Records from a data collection
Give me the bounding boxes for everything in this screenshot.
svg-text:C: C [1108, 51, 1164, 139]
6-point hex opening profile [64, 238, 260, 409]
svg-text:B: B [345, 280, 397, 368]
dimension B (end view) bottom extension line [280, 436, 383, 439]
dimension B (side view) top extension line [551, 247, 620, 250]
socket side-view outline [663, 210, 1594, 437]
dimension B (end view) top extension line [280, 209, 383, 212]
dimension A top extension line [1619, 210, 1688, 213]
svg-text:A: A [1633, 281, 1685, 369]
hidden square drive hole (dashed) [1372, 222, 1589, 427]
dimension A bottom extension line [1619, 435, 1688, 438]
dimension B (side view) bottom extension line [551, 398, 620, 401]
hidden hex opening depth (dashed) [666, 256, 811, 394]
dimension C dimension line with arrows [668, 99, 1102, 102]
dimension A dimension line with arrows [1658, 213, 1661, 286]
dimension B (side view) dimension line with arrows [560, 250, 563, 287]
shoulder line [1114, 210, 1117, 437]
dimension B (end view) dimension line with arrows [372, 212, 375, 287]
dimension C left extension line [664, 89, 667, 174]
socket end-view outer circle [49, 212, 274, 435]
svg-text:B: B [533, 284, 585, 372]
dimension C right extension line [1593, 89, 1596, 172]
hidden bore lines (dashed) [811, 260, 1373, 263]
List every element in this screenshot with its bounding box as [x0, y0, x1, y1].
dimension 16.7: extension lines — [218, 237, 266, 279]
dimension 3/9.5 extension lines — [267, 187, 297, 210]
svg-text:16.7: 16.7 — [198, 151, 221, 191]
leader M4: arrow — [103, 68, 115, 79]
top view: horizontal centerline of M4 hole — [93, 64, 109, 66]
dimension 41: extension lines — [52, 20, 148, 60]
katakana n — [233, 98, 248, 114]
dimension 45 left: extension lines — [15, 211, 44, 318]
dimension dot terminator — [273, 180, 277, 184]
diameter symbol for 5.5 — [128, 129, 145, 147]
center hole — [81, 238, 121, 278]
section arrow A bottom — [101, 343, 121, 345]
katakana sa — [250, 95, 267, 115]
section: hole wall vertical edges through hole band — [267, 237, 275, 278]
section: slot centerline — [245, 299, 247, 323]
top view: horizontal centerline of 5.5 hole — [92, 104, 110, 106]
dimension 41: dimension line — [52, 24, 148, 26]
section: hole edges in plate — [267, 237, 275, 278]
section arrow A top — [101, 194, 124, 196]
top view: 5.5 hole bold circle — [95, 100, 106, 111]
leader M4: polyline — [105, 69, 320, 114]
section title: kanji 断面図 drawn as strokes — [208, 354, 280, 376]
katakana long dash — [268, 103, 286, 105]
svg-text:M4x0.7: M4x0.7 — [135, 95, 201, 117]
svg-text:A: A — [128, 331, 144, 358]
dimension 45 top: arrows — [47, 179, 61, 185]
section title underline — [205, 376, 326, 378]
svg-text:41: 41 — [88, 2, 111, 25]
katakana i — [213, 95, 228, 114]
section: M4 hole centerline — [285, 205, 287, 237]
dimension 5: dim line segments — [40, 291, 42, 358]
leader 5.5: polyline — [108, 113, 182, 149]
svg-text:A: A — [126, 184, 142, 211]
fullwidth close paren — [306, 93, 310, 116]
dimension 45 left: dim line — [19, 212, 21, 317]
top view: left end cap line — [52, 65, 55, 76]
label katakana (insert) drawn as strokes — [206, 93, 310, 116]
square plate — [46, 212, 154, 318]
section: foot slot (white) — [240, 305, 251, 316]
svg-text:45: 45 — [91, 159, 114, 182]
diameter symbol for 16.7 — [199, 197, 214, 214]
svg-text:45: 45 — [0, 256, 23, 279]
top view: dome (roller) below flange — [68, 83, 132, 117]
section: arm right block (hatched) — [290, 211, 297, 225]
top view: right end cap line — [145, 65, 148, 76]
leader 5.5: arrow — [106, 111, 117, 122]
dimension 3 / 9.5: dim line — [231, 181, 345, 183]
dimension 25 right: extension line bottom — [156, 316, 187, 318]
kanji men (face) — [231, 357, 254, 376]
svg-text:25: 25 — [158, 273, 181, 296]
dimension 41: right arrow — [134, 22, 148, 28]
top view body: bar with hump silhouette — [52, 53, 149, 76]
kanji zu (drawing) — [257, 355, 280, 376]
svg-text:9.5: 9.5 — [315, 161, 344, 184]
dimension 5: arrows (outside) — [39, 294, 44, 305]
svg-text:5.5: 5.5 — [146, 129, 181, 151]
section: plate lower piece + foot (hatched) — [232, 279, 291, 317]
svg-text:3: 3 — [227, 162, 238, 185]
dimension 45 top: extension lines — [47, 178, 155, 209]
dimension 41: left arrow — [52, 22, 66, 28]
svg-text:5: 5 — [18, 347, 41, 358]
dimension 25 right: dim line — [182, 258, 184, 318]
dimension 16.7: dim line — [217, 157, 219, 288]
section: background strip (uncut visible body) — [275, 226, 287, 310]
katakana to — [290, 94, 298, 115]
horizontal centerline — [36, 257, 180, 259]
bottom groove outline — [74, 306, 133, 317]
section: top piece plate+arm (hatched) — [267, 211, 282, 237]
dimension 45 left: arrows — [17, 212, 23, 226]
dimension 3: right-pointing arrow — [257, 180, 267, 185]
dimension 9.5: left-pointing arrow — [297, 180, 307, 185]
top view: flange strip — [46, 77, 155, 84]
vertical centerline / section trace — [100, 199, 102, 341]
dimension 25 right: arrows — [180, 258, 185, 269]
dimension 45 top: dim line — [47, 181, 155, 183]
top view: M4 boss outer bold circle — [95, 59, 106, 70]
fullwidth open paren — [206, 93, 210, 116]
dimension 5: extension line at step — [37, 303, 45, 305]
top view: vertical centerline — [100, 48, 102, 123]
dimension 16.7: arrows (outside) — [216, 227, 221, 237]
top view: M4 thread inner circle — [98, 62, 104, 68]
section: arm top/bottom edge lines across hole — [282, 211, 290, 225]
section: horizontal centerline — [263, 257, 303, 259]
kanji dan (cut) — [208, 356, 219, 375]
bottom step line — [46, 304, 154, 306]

§ TASK STATEMENT
Could you copy out all of the records above word for word, leaving every line unchanged?

§ REPLY TO THE TASK
Give me the bounding boxes for everything in this screenshot.
svg-text:C: C [1108, 51, 1164, 139]
6-point hex opening profile [64, 238, 260, 409]
svg-text:B: B [345, 280, 397, 368]
dimension B (end view) bottom extension line [280, 436, 383, 439]
dimension B (side view) top extension line [551, 247, 620, 250]
socket side-view outline [663, 210, 1594, 437]
dimension B (end view) top extension line [280, 209, 383, 212]
dimension A top extension line [1619, 210, 1688, 213]
svg-text:A: A [1633, 281, 1685, 369]
hidden square drive hole (dashed) [1372, 222, 1589, 427]
dimension A bottom extension line [1619, 435, 1688, 438]
dimension B (side view) bottom extension line [551, 398, 620, 401]
hidden hex opening depth (dashed) [666, 256, 811, 394]
dimension C dimension line with arrows [668, 99, 1102, 102]
dimension A dimension line with arrows [1658, 213, 1661, 286]
dimension B (side view) dimension line with arrows [560, 250, 563, 287]
shoulder line [1114, 210, 1117, 437]
dimension B (end view) dimension line with arrows [372, 212, 375, 287]
dimension C left extension line [664, 89, 667, 174]
socket end-view outer circle [49, 212, 274, 435]
svg-text:B: B [533, 284, 585, 372]
dimension C right extension line [1593, 89, 1596, 172]
hidden bore lines (dashed) [811, 260, 1373, 263]
List every element in this screenshot with its bounding box as [x0, y0, x1, y1].
dimension 16.7: extension lines — [218, 237, 266, 279]
dimension 3/9.5 extension lines — [267, 187, 297, 210]
svg-text:16.7: 16.7 — [198, 151, 221, 191]
leader M4: arrow — [103, 68, 115, 79]
top view: horizontal centerline of M4 hole — [93, 64, 109, 66]
dimension 41: extension lines — [52, 20, 148, 60]
katakana n — [233, 98, 248, 114]
dimension 45 left: extension lines — [15, 211, 44, 318]
dimension dot terminator — [273, 180, 277, 184]
diameter symbol for 5.5 — [128, 129, 145, 147]
center hole — [81, 238, 121, 278]
section arrow A bottom — [101, 343, 121, 345]
katakana sa — [250, 95, 267, 115]
section: hole wall vertical edges through hole band — [267, 237, 275, 278]
section: slot centerline — [245, 299, 247, 323]
top view: horizontal centerline of 5.5 hole — [92, 104, 110, 106]
dimension 41: dimension line — [52, 24, 148, 26]
section: hole edges in plate — [267, 237, 275, 278]
section arrow A top — [101, 194, 124, 196]
top view: 5.5 hole bold circle — [95, 100, 106, 111]
leader M4: polyline — [105, 69, 320, 114]
section title: kanji 断面図 drawn as strokes — [208, 354, 280, 376]
katakana long dash — [268, 103, 286, 105]
svg-text:M4x0.7: M4x0.7 — [135, 95, 201, 117]
svg-text:A: A — [128, 331, 144, 358]
dimension 45 top: arrows — [47, 179, 61, 185]
section title underline — [205, 376, 326, 378]
svg-text:41: 41 — [88, 2, 111, 25]
katakana i — [213, 95, 228, 114]
section: M4 hole centerline — [285, 205, 287, 237]
dimension 5: dim line segments — [40, 291, 42, 358]
leader 5.5: polyline — [108, 113, 182, 149]
svg-text:A: A — [126, 184, 142, 211]
fullwidth close paren — [306, 93, 310, 116]
dimension 45 left: dim line — [19, 212, 21, 317]
top view: left end cap line — [52, 65, 55, 76]
label katakana (insert) drawn as strokes — [206, 93, 310, 116]
square plate — [46, 212, 154, 318]
section: foot slot (white) — [240, 305, 251, 316]
svg-text:45: 45 — [91, 159, 114, 182]
diameter symbol for 16.7 — [199, 197, 214, 214]
svg-text:45: 45 — [0, 256, 23, 279]
top view: dome (roller) below flange — [68, 83, 132, 117]
section: arm right block (hatched) — [290, 211, 297, 225]
top view: right end cap line — [145, 65, 148, 76]
leader 5.5: arrow — [106, 111, 117, 122]
dimension 3 / 9.5: dim line — [231, 181, 345, 183]
dimension 25 right: extension line bottom — [156, 316, 187, 318]
kanji men (face) — [231, 357, 254, 376]
svg-text:25: 25 — [158, 273, 181, 296]
dimension 41: right arrow — [134, 22, 148, 28]
top view body: bar with hump silhouette — [52, 53, 149, 76]
kanji zu (drawing) — [257, 355, 280, 376]
svg-text:9.5: 9.5 — [315, 161, 344, 184]
dimension 5: arrows (outside) — [39, 294, 44, 305]
svg-text:5.5: 5.5 — [146, 129, 181, 151]
section: plate lower piece + foot (hatched) — [232, 279, 291, 317]
svg-text:3: 3 — [227, 162, 238, 185]
dimension 45 top: extension lines — [47, 178, 155, 209]
dimension 41: left arrow — [52, 22, 66, 28]
svg-text:5: 5 — [18, 347, 41, 358]
dimension 25 right: dim line — [182, 258, 184, 318]
dimension 16.7: dim line — [217, 157, 219, 288]
section: background strip (uncut visible body) — [275, 226, 287, 310]
katakana to — [290, 94, 298, 115]
horizontal centerline — [36, 257, 180, 259]
bottom groove outline — [74, 306, 133, 317]
section: top piece plate+arm (hatched) — [267, 211, 282, 237]
dimension 45 left: arrows — [17, 212, 23, 226]
dimension 3: right-pointing arrow — [257, 180, 267, 185]
dimension 9.5: left-pointing arrow — [297, 180, 307, 185]
top view: flange strip — [46, 77, 155, 84]
vertical centerline / section trace — [100, 199, 102, 341]
dimension 25 right: arrows — [180, 258, 185, 269]
dimension 45 top: dim line — [47, 181, 155, 183]
top view: M4 boss outer bold circle — [95, 59, 106, 70]
fullwidth open paren — [206, 93, 210, 116]
dimension 5: extension line at step — [37, 303, 45, 305]
top view: vertical centerline — [100, 48, 102, 123]
dimension 16.7: arrows (outside) — [216, 227, 221, 237]
top view: M4 thread inner circle — [98, 62, 104, 68]
section: arm top/bottom edge lines across hole — [282, 211, 290, 225]
section: horizontal centerline — [263, 257, 303, 259]
kanji dan (cut) — [208, 356, 219, 375]
bottom step line — [46, 304, 154, 306]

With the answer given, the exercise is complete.